● **What the task asks**
Exactly reproduce each line of the listing that follows.
** Start Supplied material **
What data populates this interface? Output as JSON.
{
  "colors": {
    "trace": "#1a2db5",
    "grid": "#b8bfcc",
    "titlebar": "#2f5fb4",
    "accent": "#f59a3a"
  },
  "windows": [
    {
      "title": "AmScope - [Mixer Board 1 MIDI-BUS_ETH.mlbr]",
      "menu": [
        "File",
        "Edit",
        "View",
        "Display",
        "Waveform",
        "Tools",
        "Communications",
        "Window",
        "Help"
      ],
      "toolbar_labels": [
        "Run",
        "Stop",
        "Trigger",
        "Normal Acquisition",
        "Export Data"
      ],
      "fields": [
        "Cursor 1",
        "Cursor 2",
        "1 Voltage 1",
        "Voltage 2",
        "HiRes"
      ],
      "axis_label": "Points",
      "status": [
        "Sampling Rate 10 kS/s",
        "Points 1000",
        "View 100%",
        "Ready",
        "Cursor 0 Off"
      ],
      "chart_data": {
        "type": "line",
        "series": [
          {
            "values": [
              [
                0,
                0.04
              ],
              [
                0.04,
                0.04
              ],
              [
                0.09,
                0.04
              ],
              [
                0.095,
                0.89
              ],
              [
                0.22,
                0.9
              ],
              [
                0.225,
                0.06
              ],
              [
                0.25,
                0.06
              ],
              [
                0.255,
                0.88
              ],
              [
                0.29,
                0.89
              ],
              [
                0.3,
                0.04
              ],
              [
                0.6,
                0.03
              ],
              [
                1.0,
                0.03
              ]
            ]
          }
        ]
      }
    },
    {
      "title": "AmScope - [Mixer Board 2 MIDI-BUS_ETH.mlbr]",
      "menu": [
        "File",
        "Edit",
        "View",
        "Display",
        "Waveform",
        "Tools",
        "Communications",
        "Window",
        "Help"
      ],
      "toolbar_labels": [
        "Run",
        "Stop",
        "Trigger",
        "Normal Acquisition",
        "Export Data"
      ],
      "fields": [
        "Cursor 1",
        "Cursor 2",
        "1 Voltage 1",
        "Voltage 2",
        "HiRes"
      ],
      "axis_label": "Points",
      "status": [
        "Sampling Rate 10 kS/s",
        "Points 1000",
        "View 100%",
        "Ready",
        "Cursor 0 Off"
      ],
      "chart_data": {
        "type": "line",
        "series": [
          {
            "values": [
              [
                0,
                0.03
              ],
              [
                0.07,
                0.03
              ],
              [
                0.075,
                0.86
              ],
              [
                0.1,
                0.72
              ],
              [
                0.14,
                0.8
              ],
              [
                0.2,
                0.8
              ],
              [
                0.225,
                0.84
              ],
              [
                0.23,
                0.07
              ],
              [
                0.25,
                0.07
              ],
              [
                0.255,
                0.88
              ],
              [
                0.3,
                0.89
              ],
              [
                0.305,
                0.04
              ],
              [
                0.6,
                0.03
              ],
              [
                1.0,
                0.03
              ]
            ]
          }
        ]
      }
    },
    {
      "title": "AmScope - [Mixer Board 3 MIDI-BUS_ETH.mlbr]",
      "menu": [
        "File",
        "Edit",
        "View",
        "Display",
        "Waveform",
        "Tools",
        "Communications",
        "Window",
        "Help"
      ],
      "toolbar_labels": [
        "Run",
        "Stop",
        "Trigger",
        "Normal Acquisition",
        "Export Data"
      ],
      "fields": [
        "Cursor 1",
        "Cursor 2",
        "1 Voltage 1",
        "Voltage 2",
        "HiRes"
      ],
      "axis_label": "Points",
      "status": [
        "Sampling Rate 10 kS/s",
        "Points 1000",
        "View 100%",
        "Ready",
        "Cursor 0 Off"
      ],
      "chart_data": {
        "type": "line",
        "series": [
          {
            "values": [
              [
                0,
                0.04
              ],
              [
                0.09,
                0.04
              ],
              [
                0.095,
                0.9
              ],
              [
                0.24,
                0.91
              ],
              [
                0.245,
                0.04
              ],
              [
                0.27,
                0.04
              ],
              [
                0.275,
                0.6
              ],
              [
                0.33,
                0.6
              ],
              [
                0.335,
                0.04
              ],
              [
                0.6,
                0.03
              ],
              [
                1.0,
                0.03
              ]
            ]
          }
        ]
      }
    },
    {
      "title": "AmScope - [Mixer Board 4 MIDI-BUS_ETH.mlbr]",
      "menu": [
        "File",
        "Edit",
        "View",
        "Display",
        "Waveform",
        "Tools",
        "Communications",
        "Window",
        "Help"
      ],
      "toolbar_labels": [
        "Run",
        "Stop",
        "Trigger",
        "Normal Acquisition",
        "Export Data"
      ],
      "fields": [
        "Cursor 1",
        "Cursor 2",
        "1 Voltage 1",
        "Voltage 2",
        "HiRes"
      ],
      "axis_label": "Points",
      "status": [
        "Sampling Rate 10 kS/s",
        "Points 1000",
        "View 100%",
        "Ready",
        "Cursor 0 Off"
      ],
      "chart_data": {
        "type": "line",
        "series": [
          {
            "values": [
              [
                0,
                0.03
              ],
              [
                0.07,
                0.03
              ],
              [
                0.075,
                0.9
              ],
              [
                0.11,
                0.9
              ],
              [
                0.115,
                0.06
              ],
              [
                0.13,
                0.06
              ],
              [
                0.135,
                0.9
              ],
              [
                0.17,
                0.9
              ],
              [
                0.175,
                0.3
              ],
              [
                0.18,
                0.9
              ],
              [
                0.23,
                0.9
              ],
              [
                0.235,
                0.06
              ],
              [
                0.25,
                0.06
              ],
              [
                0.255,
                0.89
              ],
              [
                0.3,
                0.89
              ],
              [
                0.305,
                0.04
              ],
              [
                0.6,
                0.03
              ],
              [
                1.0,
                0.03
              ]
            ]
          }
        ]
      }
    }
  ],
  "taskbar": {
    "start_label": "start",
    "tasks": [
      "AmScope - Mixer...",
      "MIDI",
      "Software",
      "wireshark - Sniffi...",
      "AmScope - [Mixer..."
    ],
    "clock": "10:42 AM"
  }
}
** End Supplied material **
● **Final answer**
What data populates this interface? Output as JSON.
{
  "colors": {
    "trace": "#1a2db5",
    "grid": "#b8bfcc",
    "titlebar": "#2f5fb4",
    "accent": "#f59a3a"
  },
  "windows": [
    {
      "title": "AmScope - [Mixer Board 1 MIDI-BUS_ETH.mlbr]",
      "menu": [
        "File",
        "Edit",
        "View",
        "Display",
        "Waveform",
        "Tools",
        "Communications",
        "Window",
        "Help"
      ],
      "toolbar_labels": [
        "Run",
        "Stop",
        "Trigger",
        "Normal Acquisition",
        "Export Data"
      ],
      "fields": [
        "Cursor 1",
        "Cursor 2",
        "1 Voltage 1",
        "Voltage 2",
        "HiRes"
      ],
      "axis_label": "Points",
      "status": [
        "Sampling Rate 10 kS/s",
        "Points 1000",
        "View 100%",
        "Ready",
        "Cursor 0 Off"
      ],
      "chart_data": {
        "type": "line",
        "series": [
          {
            "values": [
              [
                0,
                0.04
              ],
              [
                0.04,
                0.04
              ],
              [
                0.09,
                0.04
              ],
              [
                0.095,
                0.89
              ],
              [
                0.22,
                0.9
              ],
              [
                0.225,
                0.06
              ],
              [
                0.25,
                0.06
              ],
              [
                0.255,
                0.88
              ],
              [
                0.29,
                0.89
              ],
              [
                0.3,
                0.04
              ],
              [
                0.6,
                0.03
              ],
              [
                1.0,
                0.03
              ]
            ]
          }
        ]
      }
    },
    {
      "title": "AmScope - [Mixer Board 2 MIDI-BUS_ETH.mlbr]",
      "menu": [
        "File",
        "Edit",
        "View",
        "Display",
        "Waveform",
        "Tools",
        "Communications",
        "Window",
        "Help"
      ],
      "toolbar_labels": [
        "Run",
        "Stop",
        "Trigger",
        "Normal Acquisition",
        "Export Data"
      ],
      "fields": [
        "Cursor 1",
        "Cursor 2",
        "1 Voltage 1",
        "Voltage 2",
        "HiRes"
      ],
      "axis_label": "Points",
      "status": [
        "Sampling Rate 10 kS/s",
        "Points 1000",
        "View 100%",
        "Ready",
        "Cursor 0 Off"
      ],
      "chart_data": {
        "type": "line",
        "series": [
          {
            "values": [
              [
                0,
                0.03
              ],
              [
                0.07,
                0.03
              ],
              [
                0.075,
                0.86
              ],
              [
                0.1,
                0.72
              ],
              [
                0.14,
                0.8
              ],
              [
                0.2,
                0.8
              ],
              [
                0.225,
                0.84
              ],
              [
                0.23,
                0.07
              ],
              [
                0.25,
                0.07
              ],
              [
                0.255,
                0.88
              ],
              [
                0.3,
                0.89
              ],
              [
                0.305,
                0.04
              ],
              [
                0.6,
                0.03
              ],
              [
                1.0,
                0.03
              ]
            ]
          }
        ]
      }
    },
    {
      "title": "AmScope - [Mixer Board 3 MIDI-BUS_ETH.mlbr]",
      "menu": [
        "File",
        "Edit",
        "View",
        "Display",
        "Waveform",
        "Tools",
        "Communications",
        "Window",
        "Help"
      ],
      "toolbar_labels": [
        "Run",
        "Stop",
        "Trigger",
        "Normal Acquisition",
        "Export Data"
      ],
      "fields": [
        "Cursor 1",
        "Cursor 2",
        "1 Voltage 1",
        "Voltage 2",
        "HiRes"
      ],
      "axis_label": "Points",
      "status": [
        "Sampling Rate 10 kS/s",
        "Points 1000",
        "View 100%",
        "Ready",
        "Cursor 0 Off"
      ],
      "chart_data": {
        "type": "line",
        "series": [
          {
            "values": [
              [
                0,
                0.04
              ],
              [
                0.09,
                0.04
              ],
              [
                0.095,
                0.9
              ],
              [
                0.24,
                0.91
              ],
              [
                0.245,
                0.04
              ],
              [
                0.27,
                0.04
              ],
              [
                0.275,
                0.6
              ],
              [
                0.33,
                0.6
              ],
              [
                0.335,
                0.04
              ],
              [
                0.6,
                0.03
              ],
              [
                1.0,
                0.03
              ]
            ]
          }
        ]
      }
    },
    {
      "title": "AmScope - [Mixer Board 4 MIDI-BUS_ETH.mlbr]",
      "menu": [
        "File",
        "Edit",
        "View",
        "Display",
        "Waveform",
        "Tools",
        "Communications",
        "Window",
        "Help"
      ],
      "toolbar_labels": [
        "Run",
        "Stop",
        "Trigger",
        "Normal Acquisition",
        "Export Data"
      ],
      "fields": [
        "Cursor 1",
        "Cursor 2",
        "1 Voltage 1",
        "Voltage 2",
        "HiRes"
      ],
      "axis_label": "Points",
      "status": [
        "Sampling Rate 10 kS/s",
        "Points 1000",
        "View 100%",
        "Ready",
        "Cursor 0 Off"
      ],
      "chart_data": {
        "type": "line",
        "series": [
          {
            "values": [
              [
                0,
                0.03
              ],
              [
                0.07,
                0.03
              ],
              [
                0.075,
                0.9
              ],
              [
                0.11,
                0.9
              ],
              [
                0.115,
                0.06
              ],
              [
                0.13,
                0.06
              ],
              [
                0.135,
                0.9
              ],
              [
                0.17,
                0.9
              ],
              [
                0.175,
                0.3
              ],
              [
                0.18,
                0.9
              ],
              [
                0.23,
                0.9
              ],
              [
                0.235,
                0.06
              ],
              [
                0.25,
                0.06
              ],
              [
                0.255,
                0.89
              ],
              [
                0.3,
                0.89
              ],
              [
                0.305,
                0.04
              ],
              [
                0.6,
                0.03
              ],
              [
                1.0,
                0.03
              ]
            ]
          }
        ]
      }
    }
  ],
  "taskbar": {
    "start_label": "start",
    "tasks": [
      "AmScope - Mixer...",
      "MIDI",
      "Software",
      "wireshark - Sniffi...",
      "AmScope - [Mixer..."
    ],
    "clock": "10:42 AM"
  }
}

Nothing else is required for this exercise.